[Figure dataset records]
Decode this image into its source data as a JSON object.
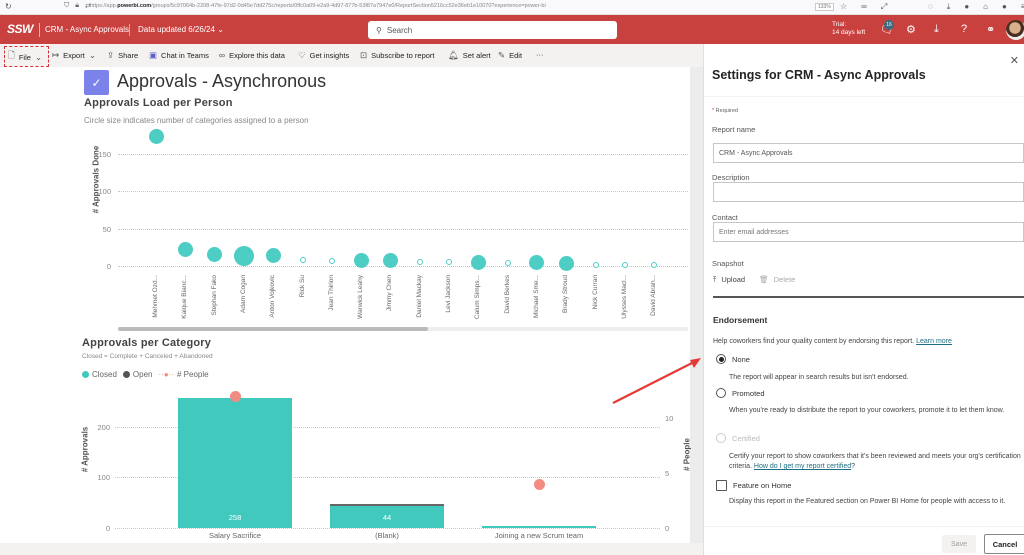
{
  "browser": {
    "url_prefix": "https://app.",
    "url_domain": "powerbi.com",
    "url_rest": "/groups/5c97064b-2208-47fe-97d2-0d45e7dd275c/reports/0ffc0a09-e2a9-4d97-877b-53f87a7947e0/ReportSection5216cc52e36eb1e10070?experience=power-bi",
    "zoom_level": "133%"
  },
  "header": {
    "logo": "SSW",
    "report_name": "CRM - Async Approvals",
    "data_updated": "Data updated 6/26/24",
    "search_placeholder": "Search",
    "trial_line1": "Trial:",
    "trial_line2": "14 days left",
    "notification_count": "16",
    "brand_color": "#c9413f"
  },
  "toolbar": {
    "file": "File",
    "export": "Export",
    "share": "Share",
    "chat_in_teams": "Chat in Teams",
    "explore": "Explore this data",
    "insights": "Get insights",
    "subscribe": "Subscribe to report",
    "alert": "Set alert",
    "edit": "Edit",
    "more": "···"
  },
  "page": {
    "title": "Approvals - Asynchronous"
  },
  "chart_data": [
    {
      "type": "scatter",
      "title": "Approvals Load per Person",
      "subtitle": "Circle size indicates number of categories assigned to a person",
      "xlabel": "",
      "ylabel": "# Approvals Done",
      "yticks": [
        "0",
        "50",
        "100",
        "150"
      ],
      "ylim": [
        0,
        170
      ],
      "categories": [
        "Mehmet Ozd...",
        "Kaique Bianc...",
        "Stephan Fako",
        "Adam Cogan",
        "Anton Vojkovic",
        "Rick Su",
        "Jean Thirion",
        "Warwick Leahy",
        "Jimmy Chen",
        "Daniel Mackay",
        "Levi Jackson",
        "Calum Simps...",
        "David Berkes",
        "Michael Sme...",
        "Brady Stroud",
        "Nick Curran",
        "Ulysses Macl...",
        "David Abrah..."
      ],
      "values": [
        175,
        22,
        16,
        14,
        14,
        8,
        7,
        8,
        8,
        6,
        5,
        5,
        4,
        5,
        4,
        2,
        2,
        1
      ],
      "sizes": [
        6,
        6,
        6,
        9,
        6,
        2,
        2,
        6,
        6,
        2,
        2,
        6,
        2,
        6,
        6,
        2,
        2,
        2
      ],
      "grid": true
    },
    {
      "type": "bar",
      "title": "Approvals per Category",
      "subtitle": "Closed = Complete + Canceled + Abandoned",
      "categories": [
        "Salary Sacrifice",
        "(Blank)",
        "Joining a new Scrum team"
      ],
      "series": [
        {
          "name": "Closed",
          "color": "#41c9be",
          "values": [
            258,
            44,
            2
          ]
        },
        {
          "name": "Open",
          "color": "#666666",
          "values": [
            0,
            2,
            0
          ]
        },
        {
          "name": "# People",
          "color": "#f28b82",
          "type": "line-markers",
          "axis": "right",
          "values": [
            12,
            null,
            4
          ]
        }
      ],
      "data_labels": [
        "258",
        "44",
        ""
      ],
      "ylabel": "# Approvals",
      "ylabel_right": "# People",
      "yticks": [
        "0",
        "100",
        "200"
      ],
      "yticks_right": [
        "0",
        "5",
        "10"
      ],
      "ylim": [
        0,
        260
      ],
      "ylim_right": [
        0,
        13
      ],
      "legend_position": "top-left",
      "grid": true
    }
  ],
  "legend": {
    "closed": "Closed",
    "open": "Open",
    "people": "# People"
  },
  "panel": {
    "title": "Settings for CRM - Async Approvals",
    "required_note": "Required",
    "report_name_label": "Report name",
    "report_name_value": "CRM - Async Approvals",
    "description_label": "Description",
    "description_value": "",
    "contact_label": "Contact",
    "contact_placeholder": "Enter email addresses",
    "snapshot_label": "Snapshot",
    "upload": "Upload",
    "delete": "Delete",
    "endorsement_title": "Endorsement",
    "endorsement_help": "Help coworkers find your quality content by endorsing this report.",
    "learn_more": "Learn more",
    "options": [
      {
        "label": "None",
        "desc": "The report will appear in search results but isn't endorsed.",
        "checked": true
      },
      {
        "label": "Promoted",
        "desc": "When you're ready to distribute the report to your coworkers, promote it to let them know.",
        "checked": false
      },
      {
        "label": "Certified",
        "desc": "Certify your report to show coworkers that it's been reviewed and meets your org's certification criteria.",
        "desc_link": "How do I get my report certified",
        "desc_suffix": "?",
        "checked": false,
        "disabled": true
      }
    ],
    "feature_label": "Feature on Home",
    "feature_desc": "Display this report in the Featured section on Power BI Home for people with access to it.",
    "save": "Save",
    "cancel": "Cancel"
  }
}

AIM OF THE TASK: Exclude the pictures, and transcribe all of the material exactly.

CORRECT RESULT:
Decode this image into its source data as a JSON object.
{
  "browser": {
    "url_prefix": "https://app.",
    "url_domain": "powerbi.com",
    "url_rest": "/groups/5c97064b-2208-47fe-97d2-0d45e7dd275c/reports/0ffc0a09-e2a9-4d97-877b-53f87a7947e0/ReportSection5216cc52e36eb1e10070?experience=power-bi",
    "zoom_level": "133%"
  },
  "header": {
    "logo": "SSW",
    "report_name": "CRM - Async Approvals",
    "data_updated": "Data updated 6/26/24",
    "search_placeholder": "Search",
    "trial_line1": "Trial:",
    "trial_line2": "14 days left",
    "notification_count": "16",
    "brand_color": "#c9413f"
  },
  "toolbar": {
    "file": "File",
    "export": "Export",
    "share": "Share",
    "chat_in_teams": "Chat in Teams",
    "explore": "Explore this data",
    "insights": "Get insights",
    "subscribe": "Subscribe to report",
    "alert": "Set alert",
    "edit": "Edit",
    "more": "···"
  },
  "page": {
    "title": "Approvals - Asynchronous"
  },
  "chart_data": [
    {
      "type": "scatter",
      "title": "Approvals Load per Person",
      "subtitle": "Circle size indicates number of categories assigned to a person",
      "xlabel": "",
      "ylabel": "# Approvals Done",
      "yticks": [
        "0",
        "50",
        "100",
        "150"
      ],
      "ylim": [
        0,
        170
      ],
      "categories": [
        "Mehmet Ozd...",
        "Kaique Bianc...",
        "Stephan Fako",
        "Adam Cogan",
        "Anton Vojkovic",
        "Rick Su",
        "Jean Thirion",
        "Warwick Leahy",
        "Jimmy Chen",
        "Daniel Mackay",
        "Levi Jackson",
        "Calum Simps...",
        "David Berkes",
        "Michael Sme...",
        "Brady Stroud",
        "Nick Curran",
        "Ulysses Macl...",
        "David Abrah..."
      ],
      "values": [
        175,
        22,
        16,
        14,
        14,
        8,
        7,
        8,
        8,
        6,
        5,
        5,
        4,
        5,
        4,
        2,
        2,
        1
      ],
      "sizes": [
        6,
        6,
        6,
        9,
        6,
        2,
        2,
        6,
        6,
        2,
        2,
        6,
        2,
        6,
        6,
        2,
        2,
        2
      ],
      "grid": true
    },
    {
      "type": "bar",
      "title": "Approvals per Category",
      "subtitle": "Closed = Complete + Canceled + Abandoned",
      "categories": [
        "Salary Sacrifice",
        "(Blank)",
        "Joining a new Scrum team"
      ],
      "series": [
        {
          "name": "Closed",
          "color": "#41c9be",
          "values": [
            258,
            44,
            2
          ]
        },
        {
          "name": "Open",
          "color": "#666666",
          "values": [
            0,
            2,
            0
          ]
        },
        {
          "name": "# People",
          "color": "#f28b82",
          "type": "line-markers",
          "axis": "right",
          "values": [
            12,
            null,
            4
          ]
        }
      ],
      "data_labels": [
        "258",
        "44",
        ""
      ],
      "ylabel": "# Approvals",
      "ylabel_right": "# People",
      "yticks": [
        "0",
        "100",
        "200"
      ],
      "yticks_right": [
        "0",
        "5",
        "10"
      ],
      "ylim": [
        0,
        260
      ],
      "ylim_right": [
        0,
        13
      ],
      "legend_position": "top-left",
      "grid": true
    }
  ],
  "legend": {
    "closed": "Closed",
    "open": "Open",
    "people": "# People"
  },
  "panel": {
    "title": "Settings for CRM - Async Approvals",
    "required_note": "Required",
    "report_name_label": "Report name",
    "report_name_value": "CRM - Async Approvals",
    "description_label": "Description",
    "description_value": "",
    "contact_label": "Contact",
    "contact_placeholder": "Enter email addresses",
    "snapshot_label": "Snapshot",
    "upload": "Upload",
    "delete": "Delete",
    "endorsement_title": "Endorsement",
    "endorsement_help": "Help coworkers find your quality content by endorsing this report.",
    "learn_more": "Learn more",
    "options": [
      {
        "label": "None",
        "desc": "The report will appear in search results but isn't endorsed.",
        "checked": true
      },
      {
        "label": "Promoted",
        "desc": "When you're ready to distribute the report to your coworkers, promote it to let them know.",
        "checked": false
      },
      {
        "label": "Certified",
        "desc": "Certify your report to show coworkers that it's been reviewed and meets your org's certification criteria.",
        "desc_link": "How do I get my report certified",
        "desc_suffix": "?",
        "checked": false,
        "disabled": true
      }
    ],
    "feature_label": "Feature on Home",
    "feature_desc": "Display this report in the Featured section on Power BI Home for people with access to it.",
    "save": "Save",
    "cancel": "Cancel"
  }
}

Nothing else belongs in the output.